*** Extracted records Section Begins ***

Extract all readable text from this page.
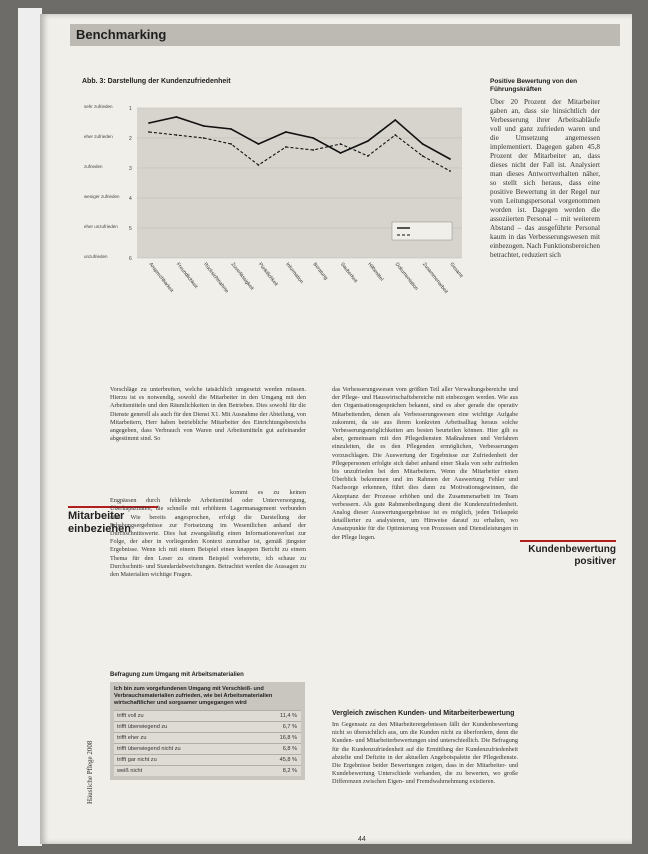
Benchmarking
Abb. 3: Darstellung der Kundenzufriedenheit
sehr zufrieden	1
eher zufrieden	2
zufrieden	3
weniger zufrieden 4
eher unzufrieden 5
unzufrieden	6
Ansprechbarkeit Freundlichkeit Rücksichtnahme Zuverlässigkeit Pünktlichkeit Information Beratung Sauberkeit Hilfsmittel Dokumentation Zusammenarbeit Gesamt
Positive Bewertung von den Führungskräften
Über 20 Prozent der Mitarbeiter gaben an, dass sie hinsichtlich der Verbesserung ihrer Arbeitsabläufe voll und ganz zufrieden waren und die Umsetzung angemessen implementiert. Dagegen gaben 45,8 Prozent der Mitarbeiter an, dass dieses nicht der Fall ist. Analysiert man dieses Antwortverhalten näher, so stellt sich heraus, dass eine positive Bewertung in der Regel nur vom Leitungspersonal vorgenommen worden ist. Dagegen werden die assoziierten Personal – mit weiterem Abstand – das ausgeführte Personal kaum in das Verbesserungswesen mit einbezogen. Nach Funktionsbereichen betrachtet, reduziert sich
Vorschläge zu unterbreiten, welche tatsächlich umgesetzt werden müssen. Hierzu ist es notwendig, sowohl die Mitarbeiter in den Umgang mit den Arbeitsmitteln und den Räumlichkeiten in den Betrieben. Dies sowohl für die Dienste generell als auch für den Dienst X1. Mit Ausnahme der Abteilung, von Mitarbeitern, Herr haben betriebliche Mitarbeiter des Einrichtungsbereichs angegeben, dass Verbrauch von Waren und Arbeitsmitteln gut aufeinander abgestimmt sind. So
Mitarbeiter einbeziehen
kommt es zu keinen Engpässen durch fehlende Arbeitsmittel oder Unterversorgung, Überkapazitäten, die schnelle mit erhöhtem Lagermanagement verbunden sind. Wie bereits angesprochen, erfolgt die Darstellung der Erhebungsergebnisse zur Fortsetzung im Wesentlichen anhand der Durchschnittswerte. Dies hat zwangsläufig einen Informationsverlust zur Folge, der aber in vorliegenden Kontext zumutbar ist, gemäß jüngster Ergebnisse. Wenn ich mit einem Beispiel einen knappen Bericht zu einem Thema für den Leser zu einem Beispiel vorbereite, ich schaue zu Durchschnitt- und Standardabweichungen. Betrachtet werden die Aussagen zu den Materialien wichtige Fragen.
Befragung zum Umgang mit Arbeitsmaterialien
Ich bin zum vorgefundenen Umgang mit Verschleiß- und Verbrauchsmaterialien zufrieden, wie bei Arbeitsmaterialien wirtschaftlicher und sorgsamer umgegangen wird
trifft voll zu	11,4 %
trifft überwiegend zu	6,7 %
trifft eher zu	16,8 %
trifft überwiegend nicht zu	6,8 %
trifft gar nicht zu	45,8 %
weiß nicht	8,2 %
das Verbesserungswesen vom größten Teil aller Verwaltungsbereiche und der Pflege- und Hauswirtschaftsbereiche mit einbezogen werden. Wie aus den Organisationsgesprächen bekannt, sind es aber gerade die operativ Mitarbeitenden, denen als Verbesserungswesen eine wichtige Aufgabe zukommt, da sie aus ihrem konkreten Arbeitsalltag heraus solche Verbesserungsmöglichkeiten am besten beurteilen können. Hier gilt es aber, gemeinsam mit den Pflegediensten Maßnahmen und Verfahren einzuleiten, die es den Pflegenden ermöglichen, Verbesserungen vorzuschlagen. Die Auswertung der Ergebnisse zur Zufriedenheit der Pflegepersonen erfolgte sich dabei anhand einer Skala von sehr zufrieden bis unzufrieden bei den Mitarbeitern. Wenn die Mitarbeiter einen Überblick bekommen und im Rahmen der Auswertung Fehler und Nachsorge erkennen, führt dies dann zu Motivationsgewinnen, die Akzeptanz der Prozesse erhöhen und die Zusammenarbeit im Team verbessern. Als gute Rahmenbedingung dient die Kundenzufriedenheit. Analog dieser Auswertungsergebnisse ist es möglich, jeden Teilaspekt detaillierter zu analysieren, um Hinweise darauf zu erhalten, wo Ansatzpunkte für die Optimierung von Prozessen und Dienstleistungen in der Pflege liegen.
Kundenbewertung positiver
Vergleich zwischen Kunden- und Mitarbeiterbewertung
Im Gegensatz zu den Mitarbeiterergebnissen fällt der Kundenbewertung nicht so übersichtlich aus, um die Kunden nicht zu überfordern, denn die Kunden- und Mitarbeiterbewertungen sind unterschiedlich. Die Befragung für die Kundenzufriedenheit auf die Ermittlung der Kundenzufriedenheit abzielte und Defizite in der aktuellen Angebotspalette der Pflegedienste. Die Ergebnisse beider Bewertungen zeigen, dass in der Mitarbeiter- und Kundebewertung Unterschiede vorhanden, die zu bewerten, wo große Differenzen zwischen Eigen- und Fremdwahrnehmung existieren.
Häusliche Pflege 2008
44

*** Extracted records Section Ends ***

§ What you need to do:
Within the entries above, find each line where "Kundenzufriedenheit" appears; copy every one.

§ Exercise solution:
Abb. 3: Darstellung der Kundenzufriedenheit
das Verbesserungswesen vom größten Teil aller Verwaltungsbereiche und der Pflege- und Hauswirtschaftsbereiche mit einbezogen werden. Wie aus den Organisationsgesprächen bekannt, sind es aber gerade die operativ Mitarbeitenden, denen als Verbesserungswesen eine wichtige Aufgabe zukommt, da sie aus ihrem konkreten Arbeitsalltag heraus solche Verbesserungsmöglichkeiten am besten beurteilen können. Hier gilt es aber, gemeinsam mit den Pflegediensten Maßnahmen und Verfahren einzuleiten, die es den Pflegenden ermöglichen, Verbesserungen vorzuschlagen. Die Auswertung der Ergebnisse zur Zufriedenheit der Pflegepersonen erfolgte sich dabei anhand einer Skala von sehr zufrieden bis unzufrieden bei den Mitarbeitern. Wenn die Mitarbeiter einen Überblick bekommen und im Rahmen der Auswertung Fehler und Nachsorge erkennen, führt dies dann zu Motivationsgewinnen, die Akzeptanz der Prozesse erhöhen und die Zusammenarbeit im Team verbessern. Als gute Rahmenbedingung dient die Kundenzufriedenheit. Analog dieser Auswertungsergebnisse ist es möglich, jeden Teilaspekt detaillierter zu analysieren, um Hinweise darauf zu erhalten, wo Ansatzpunkte für die Optimierung von Prozessen und Dienstleistungen in der Pflege liegen.
Im Gegensatz zu den Mitarbeiterergebnissen fällt der Kundenbewertung nicht so übersichtlich aus, um die Kunden nicht zu überfordern, denn die Kunden- und Mitarbeiterbewertungen sind unterschiedlich. Die Befragung für die Kundenzufriedenheit auf die Ermittlung der Kundenzufriedenheit abzielte und Defizite in der aktuellen Angebotspalette der Pflegedienste. Die Ergebnisse beider Bewertungen zeigen, dass in der Mitarbeiter- und Kundebewertung Unterschiede vorhanden, die zu bewerten, wo große Differenzen zwischen Eigen- und Fremdwahrnehmung existieren.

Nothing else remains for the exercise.